Data entries:
--------

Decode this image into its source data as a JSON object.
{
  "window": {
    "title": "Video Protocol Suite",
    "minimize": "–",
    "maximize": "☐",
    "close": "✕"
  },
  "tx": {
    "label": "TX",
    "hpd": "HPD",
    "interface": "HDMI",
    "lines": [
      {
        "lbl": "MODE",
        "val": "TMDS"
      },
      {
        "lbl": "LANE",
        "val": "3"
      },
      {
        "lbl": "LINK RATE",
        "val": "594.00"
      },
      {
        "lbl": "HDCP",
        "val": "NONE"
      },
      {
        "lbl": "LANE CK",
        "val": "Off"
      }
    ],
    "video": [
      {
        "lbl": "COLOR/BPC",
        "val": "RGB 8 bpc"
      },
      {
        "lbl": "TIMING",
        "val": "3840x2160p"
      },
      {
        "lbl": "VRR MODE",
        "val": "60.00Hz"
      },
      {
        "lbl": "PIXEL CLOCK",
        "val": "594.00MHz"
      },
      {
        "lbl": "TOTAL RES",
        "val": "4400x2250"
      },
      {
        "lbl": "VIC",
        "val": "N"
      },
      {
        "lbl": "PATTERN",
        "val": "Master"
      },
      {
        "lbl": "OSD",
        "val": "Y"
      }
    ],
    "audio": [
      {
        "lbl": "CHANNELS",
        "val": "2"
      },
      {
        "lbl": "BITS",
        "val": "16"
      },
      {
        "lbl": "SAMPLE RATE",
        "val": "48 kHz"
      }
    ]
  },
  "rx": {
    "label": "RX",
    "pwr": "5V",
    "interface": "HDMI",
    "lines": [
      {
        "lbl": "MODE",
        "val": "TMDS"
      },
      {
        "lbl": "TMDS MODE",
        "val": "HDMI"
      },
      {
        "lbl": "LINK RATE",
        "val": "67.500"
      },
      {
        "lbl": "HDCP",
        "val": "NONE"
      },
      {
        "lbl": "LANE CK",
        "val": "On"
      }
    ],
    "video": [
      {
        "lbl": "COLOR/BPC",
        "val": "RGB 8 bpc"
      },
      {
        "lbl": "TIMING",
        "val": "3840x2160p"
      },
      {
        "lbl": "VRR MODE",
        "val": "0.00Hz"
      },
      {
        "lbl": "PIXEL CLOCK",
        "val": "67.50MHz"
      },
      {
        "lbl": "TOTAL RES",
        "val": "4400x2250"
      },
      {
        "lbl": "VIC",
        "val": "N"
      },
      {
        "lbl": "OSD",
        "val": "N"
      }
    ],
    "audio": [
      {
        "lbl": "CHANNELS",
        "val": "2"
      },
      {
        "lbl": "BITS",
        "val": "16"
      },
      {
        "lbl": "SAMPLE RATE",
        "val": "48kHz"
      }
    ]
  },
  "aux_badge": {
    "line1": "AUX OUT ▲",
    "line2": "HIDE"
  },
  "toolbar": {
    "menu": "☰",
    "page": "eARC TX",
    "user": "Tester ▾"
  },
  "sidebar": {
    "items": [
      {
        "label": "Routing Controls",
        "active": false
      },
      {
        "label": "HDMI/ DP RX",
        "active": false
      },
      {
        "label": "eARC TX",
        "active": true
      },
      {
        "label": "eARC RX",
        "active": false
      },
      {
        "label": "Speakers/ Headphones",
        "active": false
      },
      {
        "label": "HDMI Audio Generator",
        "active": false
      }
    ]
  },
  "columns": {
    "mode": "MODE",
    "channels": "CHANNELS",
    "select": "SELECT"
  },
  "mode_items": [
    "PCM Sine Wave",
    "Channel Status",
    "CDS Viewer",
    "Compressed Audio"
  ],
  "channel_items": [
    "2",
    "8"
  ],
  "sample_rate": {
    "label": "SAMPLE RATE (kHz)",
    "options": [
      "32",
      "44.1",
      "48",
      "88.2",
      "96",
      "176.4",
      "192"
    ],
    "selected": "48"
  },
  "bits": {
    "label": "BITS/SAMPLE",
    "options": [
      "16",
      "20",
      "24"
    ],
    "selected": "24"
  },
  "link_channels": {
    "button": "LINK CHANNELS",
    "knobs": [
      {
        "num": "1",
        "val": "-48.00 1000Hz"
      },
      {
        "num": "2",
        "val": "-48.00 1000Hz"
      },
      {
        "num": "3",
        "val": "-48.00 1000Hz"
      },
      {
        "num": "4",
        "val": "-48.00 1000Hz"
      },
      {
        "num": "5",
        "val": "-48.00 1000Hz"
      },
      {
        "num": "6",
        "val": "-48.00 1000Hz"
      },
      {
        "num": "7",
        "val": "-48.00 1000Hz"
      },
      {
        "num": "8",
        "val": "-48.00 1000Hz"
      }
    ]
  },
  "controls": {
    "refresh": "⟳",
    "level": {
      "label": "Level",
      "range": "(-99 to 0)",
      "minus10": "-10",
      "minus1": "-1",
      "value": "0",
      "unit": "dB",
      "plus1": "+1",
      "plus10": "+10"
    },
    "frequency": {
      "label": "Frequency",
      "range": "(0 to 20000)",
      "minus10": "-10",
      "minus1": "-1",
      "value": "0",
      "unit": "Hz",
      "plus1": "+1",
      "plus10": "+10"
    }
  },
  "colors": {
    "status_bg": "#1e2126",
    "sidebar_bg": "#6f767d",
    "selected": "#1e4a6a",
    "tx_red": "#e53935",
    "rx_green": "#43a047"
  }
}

--------

Direction:
Return the entries in full, keeping every line exactly as it is.

Output below:
Decode this image into its source data as a JSON object.
{
  "window": {
    "title": "Video Protocol Suite",
    "minimize": "–",
    "maximize": "☐",
    "close": "✕"
  },
  "tx": {
    "label": "TX",
    "hpd": "HPD",
    "interface": "HDMI",
    "lines": [
      {
        "lbl": "MODE",
        "val": "TMDS"
      },
      {
        "lbl": "LANE",
        "val": "3"
      },
      {
        "lbl": "LINK RATE",
        "val": "594.00"
      },
      {
        "lbl": "HDCP",
        "val": "NONE"
      },
      {
        "lbl": "LANE CK",
        "val": "Off"
      }
    ],
    "video": [
      {
        "lbl": "COLOR/BPC",
        "val": "RGB 8 bpc"
      },
      {
        "lbl": "TIMING",
        "val": "3840x2160p"
      },
      {
        "lbl": "VRR MODE",
        "val": "60.00Hz"
      },
      {
        "lbl": "PIXEL CLOCK",
        "val": "594.00MHz"
      },
      {
        "lbl": "TOTAL RES",
        "val": "4400x2250"
      },
      {
        "lbl": "VIC",
        "val": "N"
      },
      {
        "lbl": "PATTERN",
        "val": "Master"
      },
      {
        "lbl": "OSD",
        "val": "Y"
      }
    ],
    "audio": [
      {
        "lbl": "CHANNELS",
        "val": "2"
      },
      {
        "lbl": "BITS",
        "val": "16"
      },
      {
        "lbl": "SAMPLE RATE",
        "val": "48 kHz"
      }
    ]
  },
  "rx": {
    "label": "RX",
    "pwr": "5V",
    "interface": "HDMI",
    "lines": [
      {
        "lbl": "MODE",
        "val": "TMDS"
      },
      {
        "lbl": "TMDS MODE",
        "val": "HDMI"
      },
      {
        "lbl": "LINK RATE",
        "val": "67.500"
      },
      {
        "lbl": "HDCP",
        "val": "NONE"
      },
      {
        "lbl": "LANE CK",
        "val": "On"
      }
    ],
    "video": [
      {
        "lbl": "COLOR/BPC",
        "val": "RGB 8 bpc"
      },
      {
        "lbl": "TIMING",
        "val": "3840x2160p"
      },
      {
        "lbl": "VRR MODE",
        "val": "0.00Hz"
      },
      {
        "lbl": "PIXEL CLOCK",
        "val": "67.50MHz"
      },
      {
        "lbl": "TOTAL RES",
        "val": "4400x2250"
      },
      {
        "lbl": "VIC",
        "val": "N"
      },
      {
        "lbl": "OSD",
        "val": "N"
      }
    ],
    "audio": [
      {
        "lbl": "CHANNELS",
        "val": "2"
      },
      {
        "lbl": "BITS",
        "val": "16"
      },
      {
        "lbl": "SAMPLE RATE",
        "val": "48kHz"
      }
    ]
  },
  "aux_badge": {
    "line1": "AUX OUT ▲",
    "line2": "HIDE"
  },
  "toolbar": {
    "menu": "☰",
    "page": "eARC TX",
    "user": "Tester ▾"
  },
  "sidebar": {
    "items": [
      {
        "label": "Routing Controls",
        "active": false
      },
      {
        "label": "HDMI/ DP RX",
        "active": false
      },
      {
        "label": "eARC TX",
        "active": true
      },
      {
        "label": "eARC RX",
        "active": false
      },
      {
        "label": "Speakers/ Headphones",
        "active": false
      },
      {
        "label": "HDMI Audio Generator",
        "active": false
      }
    ]
  },
  "columns": {
    "mode": "MODE",
    "channels": "CHANNELS",
    "select": "SELECT"
  },
  "mode_items": [
    "PCM Sine Wave",
    "Channel Status",
    "CDS Viewer",
    "Compressed Audio"
  ],
  "channel_items": [
    "2",
    "8"
  ],
  "sample_rate": {
    "label": "SAMPLE RATE (kHz)",
    "options": [
      "32",
      "44.1",
      "48",
      "88.2",
      "96",
      "176.4",
      "192"
    ],
    "selected": "48"
  },
  "bits": {
    "label": "BITS/SAMPLE",
    "options": [
      "16",
      "20",
      "24"
    ],
    "selected": "24"
  },
  "link_channels": {
    "button": "LINK CHANNELS",
    "knobs": [
      {
        "num": "1",
        "val": "-48.00 1000Hz"
      },
      {
        "num": "2",
        "val": "-48.00 1000Hz"
      },
      {
        "num": "3",
        "val": "-48.00 1000Hz"
      },
      {
        "num": "4",
        "val": "-48.00 1000Hz"
      },
      {
        "num": "5",
        "val": "-48.00 1000Hz"
      },
      {
        "num": "6",
        "val": "-48.00 1000Hz"
      },
      {
        "num": "7",
        "val": "-48.00 1000Hz"
      },
      {
        "num": "8",
        "val": "-48.00 1000Hz"
      }
    ]
  },
  "controls": {
    "refresh": "⟳",
    "level": {
      "label": "Level",
      "range": "(-99 to 0)",
      "minus10": "-10",
      "minus1": "-1",
      "value": "0",
      "unit": "dB",
      "plus1": "+1",
      "plus10": "+10"
    },
    "frequency": {
      "label": "Frequency",
      "range": "(0 to 20000)",
      "minus10": "-10",
      "minus1": "-1",
      "value": "0",
      "unit": "Hz",
      "plus1": "+1",
      "plus10": "+10"
    }
  },
  "colors": {
    "status_bg": "#1e2126",
    "sidebar_bg": "#6f767d",
    "selected": "#1e4a6a",
    "tx_red": "#e53935",
    "rx_green": "#43a047"
  }
}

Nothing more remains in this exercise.